* **WHAT TO WORK ON**: Filter for the word "content" and keep each matching line.

* **DATA SHOWN**:
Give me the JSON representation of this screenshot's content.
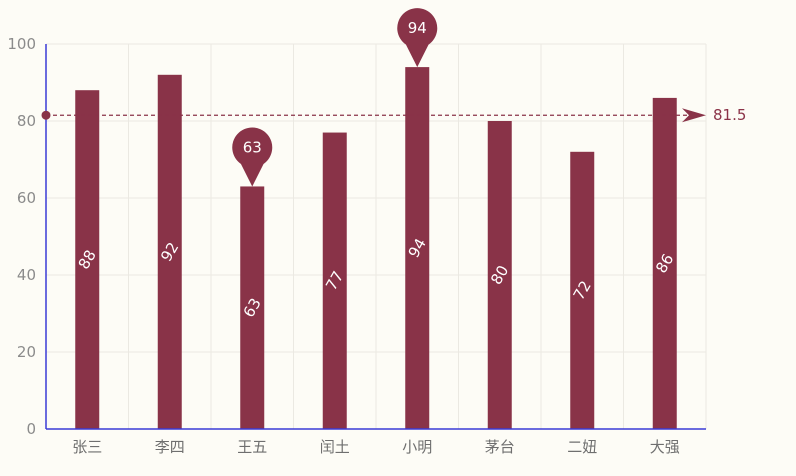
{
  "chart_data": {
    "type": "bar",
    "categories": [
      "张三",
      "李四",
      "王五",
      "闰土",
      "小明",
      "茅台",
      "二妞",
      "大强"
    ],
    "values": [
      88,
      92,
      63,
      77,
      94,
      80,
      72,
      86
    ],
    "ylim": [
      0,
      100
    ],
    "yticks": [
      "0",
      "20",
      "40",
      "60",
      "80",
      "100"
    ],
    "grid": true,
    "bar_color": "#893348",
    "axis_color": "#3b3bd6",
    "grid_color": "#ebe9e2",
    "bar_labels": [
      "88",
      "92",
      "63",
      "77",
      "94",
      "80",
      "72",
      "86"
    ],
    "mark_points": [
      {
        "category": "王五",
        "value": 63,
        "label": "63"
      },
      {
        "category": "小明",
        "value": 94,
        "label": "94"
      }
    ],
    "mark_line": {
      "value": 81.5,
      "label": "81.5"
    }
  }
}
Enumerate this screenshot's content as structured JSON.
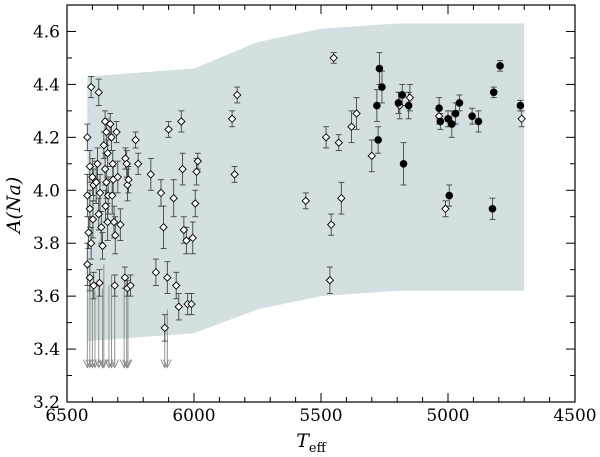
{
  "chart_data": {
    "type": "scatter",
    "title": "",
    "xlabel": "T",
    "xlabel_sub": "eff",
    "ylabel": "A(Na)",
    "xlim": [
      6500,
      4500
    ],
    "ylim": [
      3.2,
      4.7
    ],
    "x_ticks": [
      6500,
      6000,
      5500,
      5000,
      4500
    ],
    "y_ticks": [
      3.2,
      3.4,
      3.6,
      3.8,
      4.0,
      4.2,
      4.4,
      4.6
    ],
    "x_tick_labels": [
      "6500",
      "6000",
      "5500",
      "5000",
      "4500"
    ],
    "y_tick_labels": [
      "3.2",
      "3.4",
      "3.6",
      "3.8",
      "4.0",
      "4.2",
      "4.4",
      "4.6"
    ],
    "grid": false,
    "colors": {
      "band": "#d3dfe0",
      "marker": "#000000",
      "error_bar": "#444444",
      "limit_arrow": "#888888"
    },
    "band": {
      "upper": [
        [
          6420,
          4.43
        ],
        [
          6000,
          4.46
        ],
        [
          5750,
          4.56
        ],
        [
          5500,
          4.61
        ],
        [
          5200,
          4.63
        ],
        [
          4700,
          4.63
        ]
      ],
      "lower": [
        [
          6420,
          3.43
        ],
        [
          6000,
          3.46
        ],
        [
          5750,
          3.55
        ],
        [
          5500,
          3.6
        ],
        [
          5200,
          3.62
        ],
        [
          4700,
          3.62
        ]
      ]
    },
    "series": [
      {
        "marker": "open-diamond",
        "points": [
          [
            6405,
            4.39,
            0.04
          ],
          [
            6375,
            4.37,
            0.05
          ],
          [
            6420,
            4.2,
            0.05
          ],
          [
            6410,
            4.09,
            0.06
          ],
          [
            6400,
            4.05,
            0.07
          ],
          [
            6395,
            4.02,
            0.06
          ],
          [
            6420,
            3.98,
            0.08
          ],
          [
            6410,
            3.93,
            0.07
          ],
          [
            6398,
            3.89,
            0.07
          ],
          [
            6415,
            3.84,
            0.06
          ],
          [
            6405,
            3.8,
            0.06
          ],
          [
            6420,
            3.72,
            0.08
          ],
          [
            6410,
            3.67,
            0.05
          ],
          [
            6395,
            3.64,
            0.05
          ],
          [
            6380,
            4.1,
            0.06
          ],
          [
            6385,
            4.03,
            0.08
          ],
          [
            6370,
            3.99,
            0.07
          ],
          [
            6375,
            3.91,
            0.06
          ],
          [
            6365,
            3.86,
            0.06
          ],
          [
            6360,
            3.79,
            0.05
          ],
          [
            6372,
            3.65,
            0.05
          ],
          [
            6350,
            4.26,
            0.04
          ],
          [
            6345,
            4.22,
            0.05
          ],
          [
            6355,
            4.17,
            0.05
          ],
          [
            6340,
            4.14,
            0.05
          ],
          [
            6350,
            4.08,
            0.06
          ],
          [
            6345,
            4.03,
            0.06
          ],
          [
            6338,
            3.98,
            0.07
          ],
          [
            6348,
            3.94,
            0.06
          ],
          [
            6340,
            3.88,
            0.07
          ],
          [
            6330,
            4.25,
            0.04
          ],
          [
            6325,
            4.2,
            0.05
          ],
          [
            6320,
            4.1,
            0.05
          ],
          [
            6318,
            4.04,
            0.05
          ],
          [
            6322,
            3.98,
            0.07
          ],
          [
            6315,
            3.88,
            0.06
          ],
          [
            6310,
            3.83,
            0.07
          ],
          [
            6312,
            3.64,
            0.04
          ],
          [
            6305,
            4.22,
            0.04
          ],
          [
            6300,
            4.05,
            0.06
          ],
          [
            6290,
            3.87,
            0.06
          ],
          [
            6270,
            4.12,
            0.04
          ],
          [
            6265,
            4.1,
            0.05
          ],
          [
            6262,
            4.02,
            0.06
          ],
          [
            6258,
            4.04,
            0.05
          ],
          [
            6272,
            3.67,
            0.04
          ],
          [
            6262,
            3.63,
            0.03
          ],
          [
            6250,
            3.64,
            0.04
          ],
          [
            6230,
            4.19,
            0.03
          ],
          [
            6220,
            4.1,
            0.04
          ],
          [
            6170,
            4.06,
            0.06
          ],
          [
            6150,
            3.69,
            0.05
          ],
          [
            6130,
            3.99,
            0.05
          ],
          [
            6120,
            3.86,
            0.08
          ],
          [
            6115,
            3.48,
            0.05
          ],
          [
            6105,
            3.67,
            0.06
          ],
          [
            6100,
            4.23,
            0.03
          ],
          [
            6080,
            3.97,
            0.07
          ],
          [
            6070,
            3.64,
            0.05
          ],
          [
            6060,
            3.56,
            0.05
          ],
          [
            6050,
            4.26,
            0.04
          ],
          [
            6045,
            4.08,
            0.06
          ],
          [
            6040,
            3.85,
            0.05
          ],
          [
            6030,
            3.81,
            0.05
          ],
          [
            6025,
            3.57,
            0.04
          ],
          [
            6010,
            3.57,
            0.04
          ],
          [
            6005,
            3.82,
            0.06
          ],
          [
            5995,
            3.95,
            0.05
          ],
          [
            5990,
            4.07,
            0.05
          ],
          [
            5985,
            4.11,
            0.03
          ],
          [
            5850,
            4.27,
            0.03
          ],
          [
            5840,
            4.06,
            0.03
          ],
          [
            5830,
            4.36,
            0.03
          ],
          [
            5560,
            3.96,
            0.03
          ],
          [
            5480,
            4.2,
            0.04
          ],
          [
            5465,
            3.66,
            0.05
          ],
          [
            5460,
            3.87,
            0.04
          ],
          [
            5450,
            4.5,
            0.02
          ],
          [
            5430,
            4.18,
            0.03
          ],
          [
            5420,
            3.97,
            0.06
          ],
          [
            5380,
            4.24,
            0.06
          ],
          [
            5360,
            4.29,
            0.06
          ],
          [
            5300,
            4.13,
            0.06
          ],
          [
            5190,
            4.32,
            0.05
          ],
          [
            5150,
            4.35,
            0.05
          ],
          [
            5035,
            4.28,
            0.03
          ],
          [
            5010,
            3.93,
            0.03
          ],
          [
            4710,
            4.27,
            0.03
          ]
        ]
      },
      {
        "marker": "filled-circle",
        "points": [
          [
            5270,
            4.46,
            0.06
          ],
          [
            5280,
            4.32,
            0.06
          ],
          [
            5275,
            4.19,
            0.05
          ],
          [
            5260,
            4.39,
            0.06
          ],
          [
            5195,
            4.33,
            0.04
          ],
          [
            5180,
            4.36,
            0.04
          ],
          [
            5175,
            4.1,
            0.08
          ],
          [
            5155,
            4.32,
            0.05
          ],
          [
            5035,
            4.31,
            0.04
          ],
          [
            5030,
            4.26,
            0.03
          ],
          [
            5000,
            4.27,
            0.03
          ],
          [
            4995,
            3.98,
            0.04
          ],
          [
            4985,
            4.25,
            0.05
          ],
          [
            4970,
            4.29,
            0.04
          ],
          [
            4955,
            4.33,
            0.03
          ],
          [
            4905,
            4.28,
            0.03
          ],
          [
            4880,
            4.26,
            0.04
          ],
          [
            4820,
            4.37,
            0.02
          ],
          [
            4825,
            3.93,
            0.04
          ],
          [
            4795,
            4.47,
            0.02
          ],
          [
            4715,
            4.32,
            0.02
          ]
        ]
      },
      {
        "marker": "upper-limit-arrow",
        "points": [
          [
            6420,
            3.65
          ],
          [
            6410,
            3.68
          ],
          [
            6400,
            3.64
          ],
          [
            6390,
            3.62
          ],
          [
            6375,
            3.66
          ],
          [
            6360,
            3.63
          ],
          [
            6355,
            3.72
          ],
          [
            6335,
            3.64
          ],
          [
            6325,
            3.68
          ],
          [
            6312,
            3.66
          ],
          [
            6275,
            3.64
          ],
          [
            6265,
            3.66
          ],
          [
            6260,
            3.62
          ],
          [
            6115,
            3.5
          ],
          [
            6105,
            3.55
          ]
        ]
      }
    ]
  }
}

* **RESULT FOR THIS TASK**:
Give me the JSON representation of this screenshot's content.
Enumerate this screenshot's content as structured JSON.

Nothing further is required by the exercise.